● **INPUT ROWS**
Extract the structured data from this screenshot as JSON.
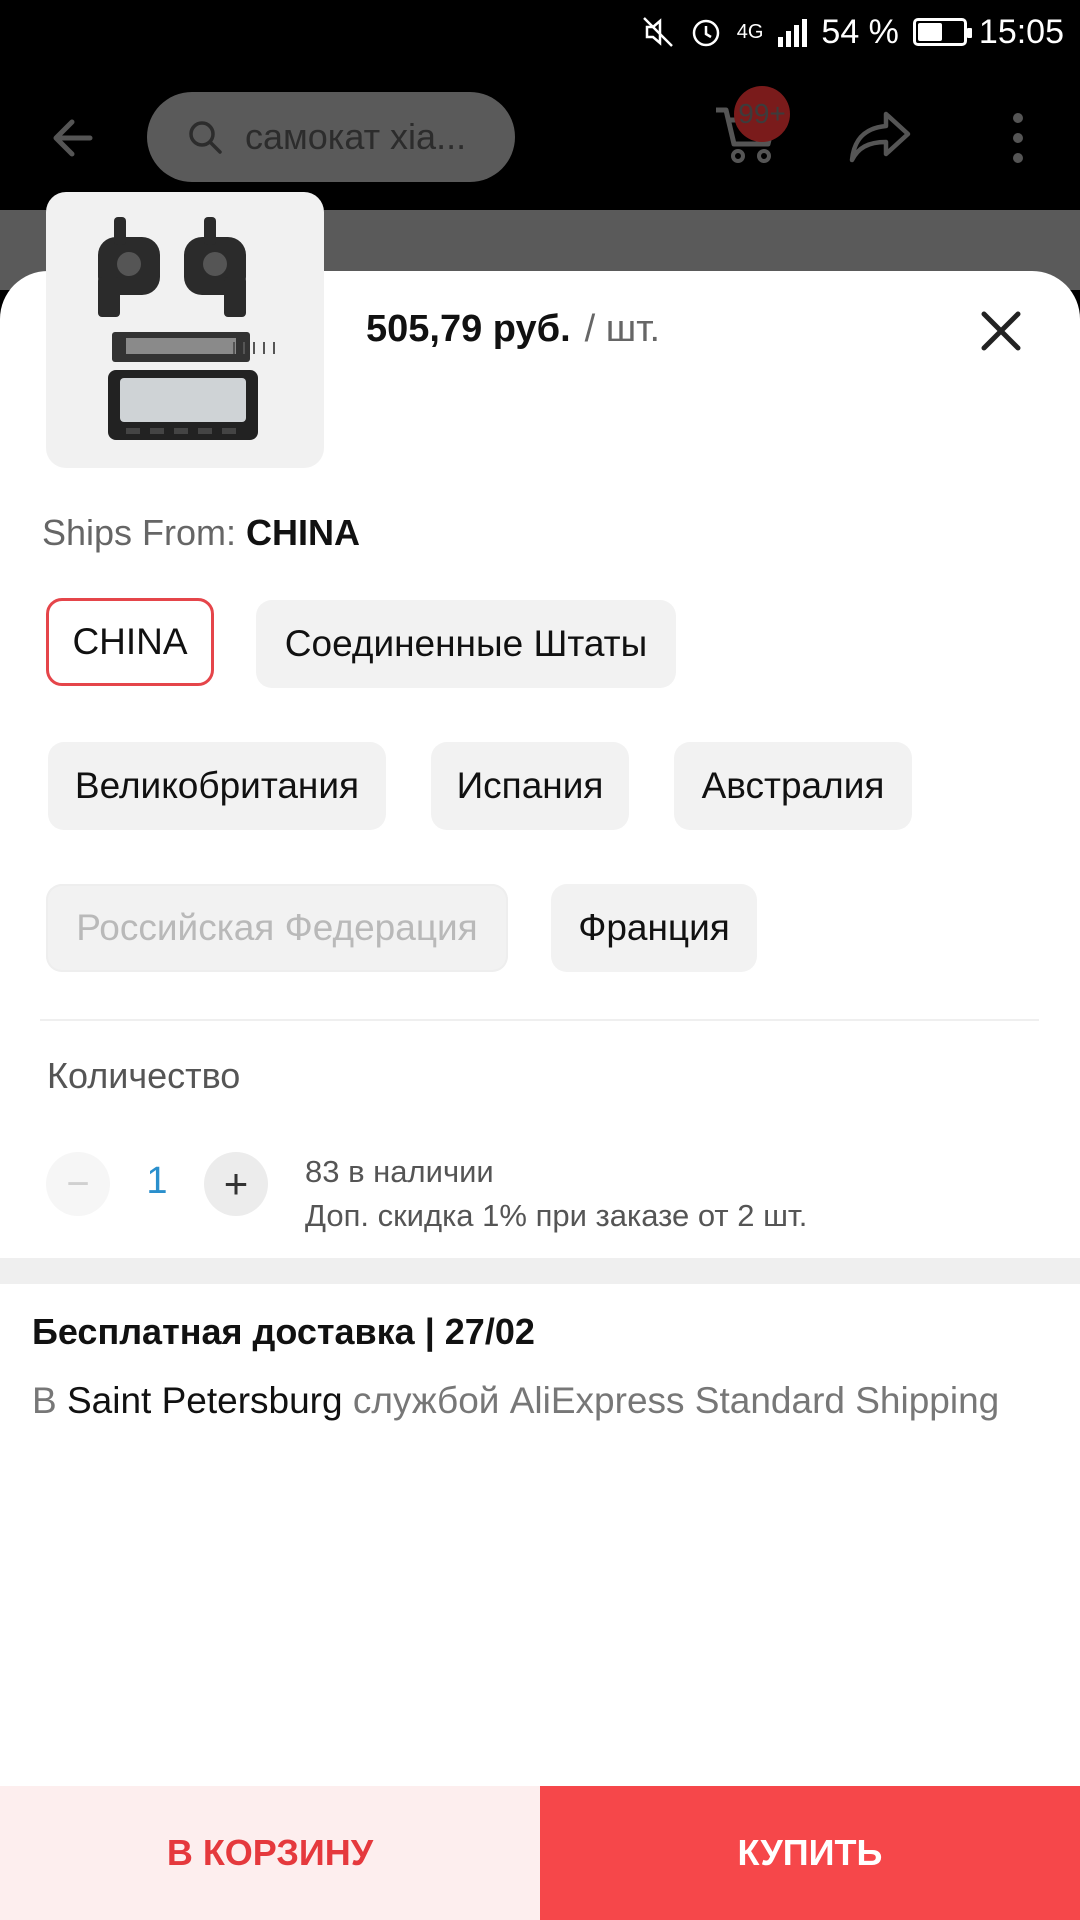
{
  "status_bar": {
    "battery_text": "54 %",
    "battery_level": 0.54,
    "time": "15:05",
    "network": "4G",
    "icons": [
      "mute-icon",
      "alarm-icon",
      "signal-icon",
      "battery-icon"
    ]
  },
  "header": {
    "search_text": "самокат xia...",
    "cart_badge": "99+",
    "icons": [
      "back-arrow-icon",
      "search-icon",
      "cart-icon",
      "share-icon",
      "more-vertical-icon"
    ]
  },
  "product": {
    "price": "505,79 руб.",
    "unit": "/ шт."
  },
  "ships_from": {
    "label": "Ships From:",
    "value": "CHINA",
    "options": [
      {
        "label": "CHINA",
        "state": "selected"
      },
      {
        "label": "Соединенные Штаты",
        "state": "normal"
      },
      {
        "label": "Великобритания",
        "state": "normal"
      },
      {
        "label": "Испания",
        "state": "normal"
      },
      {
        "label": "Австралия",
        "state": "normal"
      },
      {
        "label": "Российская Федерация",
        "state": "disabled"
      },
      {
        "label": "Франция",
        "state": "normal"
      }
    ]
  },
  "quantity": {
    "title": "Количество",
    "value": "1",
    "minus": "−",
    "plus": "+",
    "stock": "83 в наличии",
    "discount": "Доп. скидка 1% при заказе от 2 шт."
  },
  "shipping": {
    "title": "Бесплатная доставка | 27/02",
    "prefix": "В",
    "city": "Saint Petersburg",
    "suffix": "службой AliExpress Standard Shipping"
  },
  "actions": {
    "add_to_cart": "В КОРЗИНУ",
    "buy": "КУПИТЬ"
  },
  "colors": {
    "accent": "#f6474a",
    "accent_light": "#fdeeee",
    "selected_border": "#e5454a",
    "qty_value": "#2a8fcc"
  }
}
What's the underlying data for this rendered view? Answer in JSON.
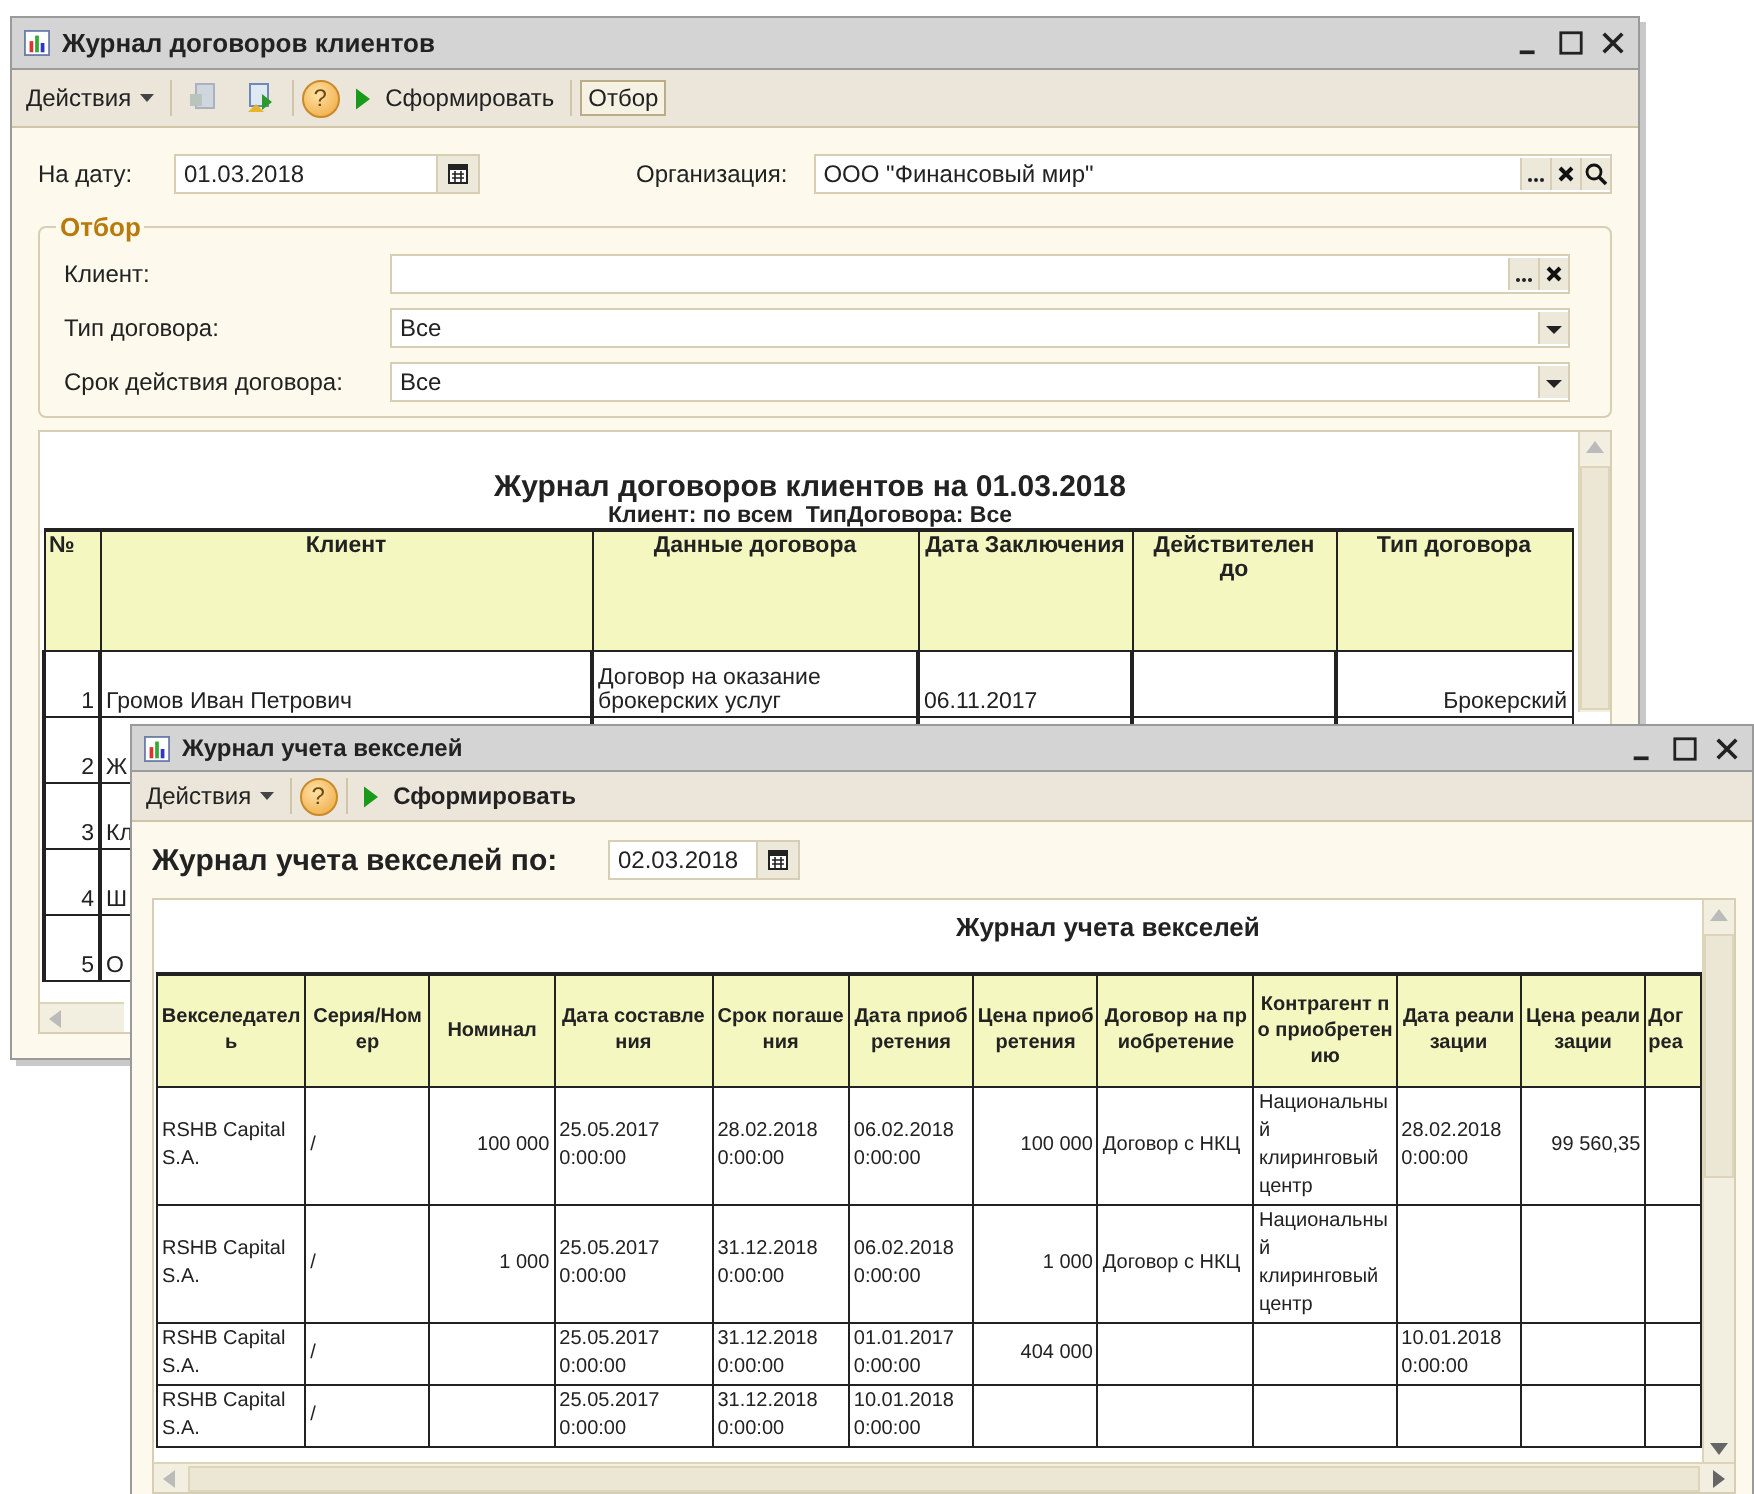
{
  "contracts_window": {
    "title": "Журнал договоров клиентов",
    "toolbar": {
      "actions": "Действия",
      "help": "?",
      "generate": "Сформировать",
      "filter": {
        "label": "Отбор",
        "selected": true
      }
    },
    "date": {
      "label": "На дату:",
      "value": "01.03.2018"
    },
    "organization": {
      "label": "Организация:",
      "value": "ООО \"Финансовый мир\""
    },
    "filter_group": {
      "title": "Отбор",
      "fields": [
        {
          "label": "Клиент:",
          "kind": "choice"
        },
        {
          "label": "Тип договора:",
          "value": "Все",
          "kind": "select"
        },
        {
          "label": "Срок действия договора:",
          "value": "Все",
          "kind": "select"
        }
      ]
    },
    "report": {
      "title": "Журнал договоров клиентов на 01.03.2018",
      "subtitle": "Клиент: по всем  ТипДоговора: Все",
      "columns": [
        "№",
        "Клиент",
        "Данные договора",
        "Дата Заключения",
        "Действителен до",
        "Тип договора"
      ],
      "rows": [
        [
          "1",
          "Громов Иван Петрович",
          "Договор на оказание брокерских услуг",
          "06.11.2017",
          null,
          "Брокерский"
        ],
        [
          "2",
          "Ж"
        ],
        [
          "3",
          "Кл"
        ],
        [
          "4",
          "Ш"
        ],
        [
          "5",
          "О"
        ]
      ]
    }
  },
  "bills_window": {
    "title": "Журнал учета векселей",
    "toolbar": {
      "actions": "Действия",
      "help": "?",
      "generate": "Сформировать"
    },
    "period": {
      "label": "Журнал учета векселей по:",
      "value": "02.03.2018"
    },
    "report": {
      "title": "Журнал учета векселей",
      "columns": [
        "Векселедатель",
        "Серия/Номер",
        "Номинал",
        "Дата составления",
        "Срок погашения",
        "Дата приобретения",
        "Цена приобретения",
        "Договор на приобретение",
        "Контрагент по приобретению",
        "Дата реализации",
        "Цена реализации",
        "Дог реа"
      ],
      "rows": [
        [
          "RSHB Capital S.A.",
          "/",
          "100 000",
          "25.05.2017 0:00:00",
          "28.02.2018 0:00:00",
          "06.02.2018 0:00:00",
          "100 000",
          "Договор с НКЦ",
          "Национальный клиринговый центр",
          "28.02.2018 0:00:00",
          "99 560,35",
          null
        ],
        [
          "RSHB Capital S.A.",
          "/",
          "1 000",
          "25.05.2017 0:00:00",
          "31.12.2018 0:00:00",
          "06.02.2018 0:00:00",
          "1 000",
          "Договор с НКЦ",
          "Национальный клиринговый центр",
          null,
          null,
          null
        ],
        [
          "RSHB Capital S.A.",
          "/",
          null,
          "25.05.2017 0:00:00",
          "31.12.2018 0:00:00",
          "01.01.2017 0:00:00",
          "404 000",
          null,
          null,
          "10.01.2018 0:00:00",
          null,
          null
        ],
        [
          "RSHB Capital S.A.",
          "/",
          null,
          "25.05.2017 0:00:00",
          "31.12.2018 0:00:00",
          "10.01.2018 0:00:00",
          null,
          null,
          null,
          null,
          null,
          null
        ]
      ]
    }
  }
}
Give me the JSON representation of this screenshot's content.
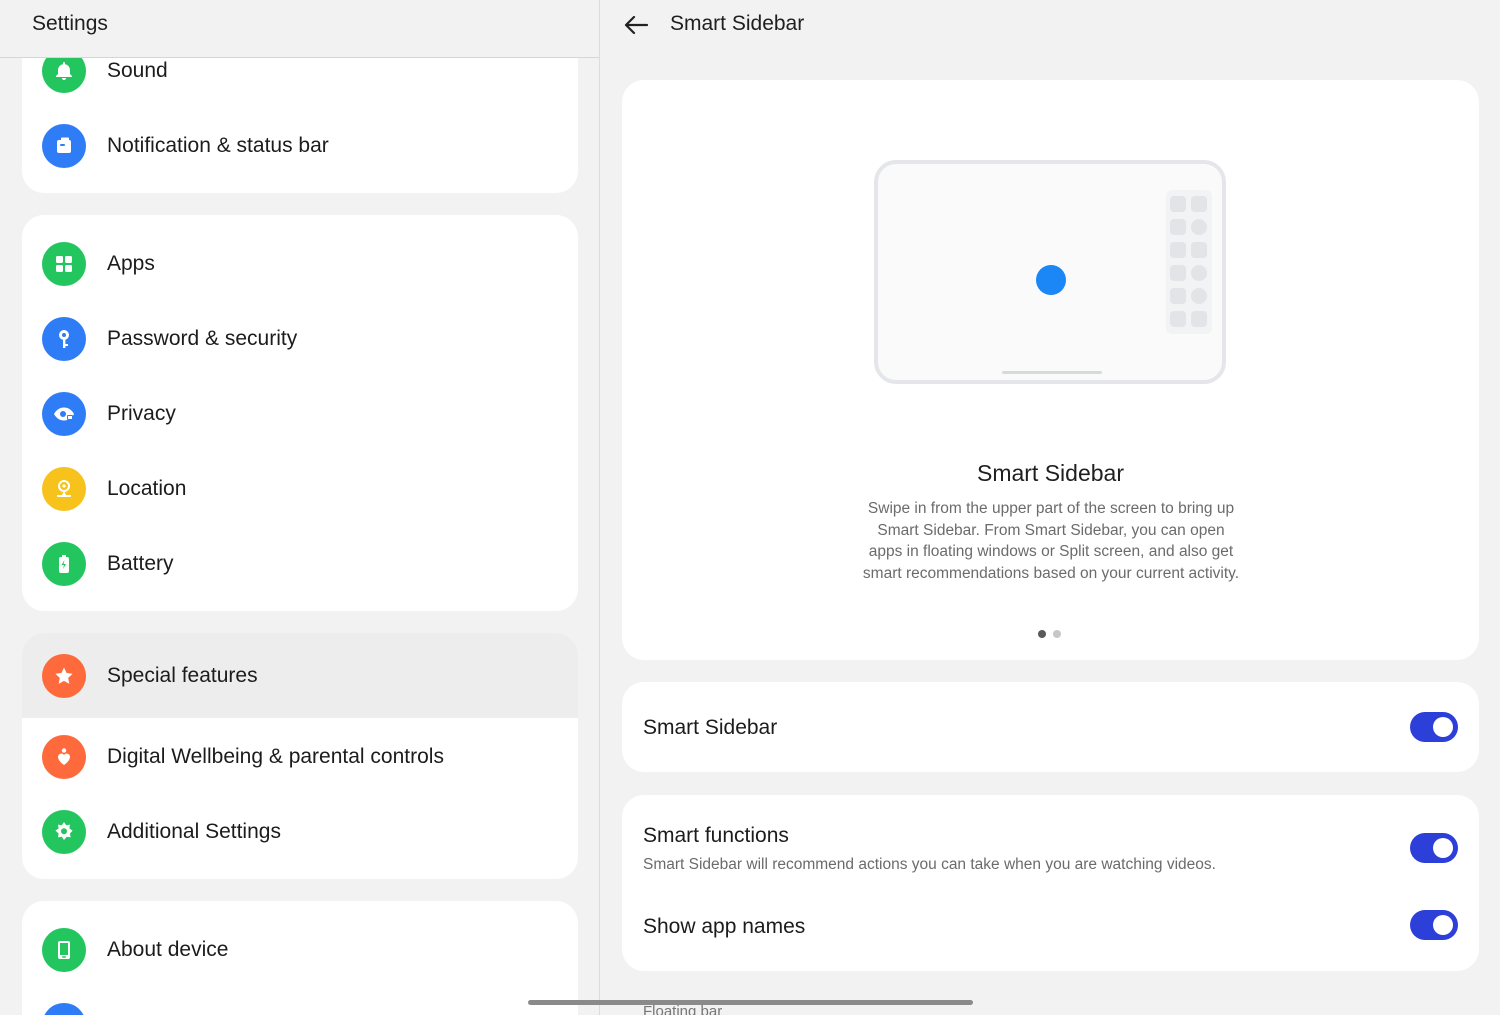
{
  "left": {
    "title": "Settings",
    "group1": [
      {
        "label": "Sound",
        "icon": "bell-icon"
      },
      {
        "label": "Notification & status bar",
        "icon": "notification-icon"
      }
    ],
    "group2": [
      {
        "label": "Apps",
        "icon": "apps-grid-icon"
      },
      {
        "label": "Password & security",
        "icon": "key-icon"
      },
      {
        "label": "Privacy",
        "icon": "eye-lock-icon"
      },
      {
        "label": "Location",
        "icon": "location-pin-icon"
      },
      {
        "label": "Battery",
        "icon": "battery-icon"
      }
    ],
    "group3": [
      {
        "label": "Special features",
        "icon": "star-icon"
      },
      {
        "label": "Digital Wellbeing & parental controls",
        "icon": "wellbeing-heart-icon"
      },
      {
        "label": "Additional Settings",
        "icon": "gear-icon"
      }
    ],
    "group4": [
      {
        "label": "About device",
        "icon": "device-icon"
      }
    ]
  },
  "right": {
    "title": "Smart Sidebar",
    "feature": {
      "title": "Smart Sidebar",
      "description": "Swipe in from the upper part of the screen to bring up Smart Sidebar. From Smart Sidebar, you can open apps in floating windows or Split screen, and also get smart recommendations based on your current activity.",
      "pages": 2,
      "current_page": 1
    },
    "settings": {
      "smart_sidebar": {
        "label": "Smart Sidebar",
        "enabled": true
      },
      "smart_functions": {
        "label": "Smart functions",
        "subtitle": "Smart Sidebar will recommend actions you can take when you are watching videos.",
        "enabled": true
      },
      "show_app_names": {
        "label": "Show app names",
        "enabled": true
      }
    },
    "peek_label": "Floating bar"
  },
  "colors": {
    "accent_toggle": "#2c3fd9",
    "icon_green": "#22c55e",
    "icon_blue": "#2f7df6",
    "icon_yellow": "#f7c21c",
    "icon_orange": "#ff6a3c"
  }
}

● **WORK TO DO**
Report each line in the preceding entries that holds the string "Срок".

● **ANSWER BELOW**
          "label": "Срок действия договора:",
        "Срок погашения",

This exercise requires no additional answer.